--- Start of Excerpted data ---
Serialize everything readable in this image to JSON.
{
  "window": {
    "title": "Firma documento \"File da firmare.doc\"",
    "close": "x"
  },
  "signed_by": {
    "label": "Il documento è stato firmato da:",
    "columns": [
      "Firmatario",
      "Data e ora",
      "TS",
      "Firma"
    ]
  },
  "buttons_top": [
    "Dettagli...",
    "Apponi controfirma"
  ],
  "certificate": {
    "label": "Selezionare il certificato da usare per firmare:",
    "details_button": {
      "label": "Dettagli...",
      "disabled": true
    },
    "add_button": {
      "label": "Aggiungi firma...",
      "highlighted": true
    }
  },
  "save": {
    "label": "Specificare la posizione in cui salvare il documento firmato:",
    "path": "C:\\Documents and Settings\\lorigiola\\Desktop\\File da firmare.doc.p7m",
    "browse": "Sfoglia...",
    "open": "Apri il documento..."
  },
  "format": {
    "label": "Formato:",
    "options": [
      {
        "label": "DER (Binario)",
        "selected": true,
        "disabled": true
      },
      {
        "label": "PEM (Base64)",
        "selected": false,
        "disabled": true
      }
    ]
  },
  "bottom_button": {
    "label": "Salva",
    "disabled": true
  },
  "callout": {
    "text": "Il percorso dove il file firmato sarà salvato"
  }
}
--- End of Excerpted data ---
Work to do.
Copy down every line of the entries containing the word "firmato".

Expected output.
    "label": "Il documento è stato firmato da:",
    "label": "Specificare la posizione in cui salvare il documento firmato:",
    "text": "Il percorso dove il file firmato sarà salvato"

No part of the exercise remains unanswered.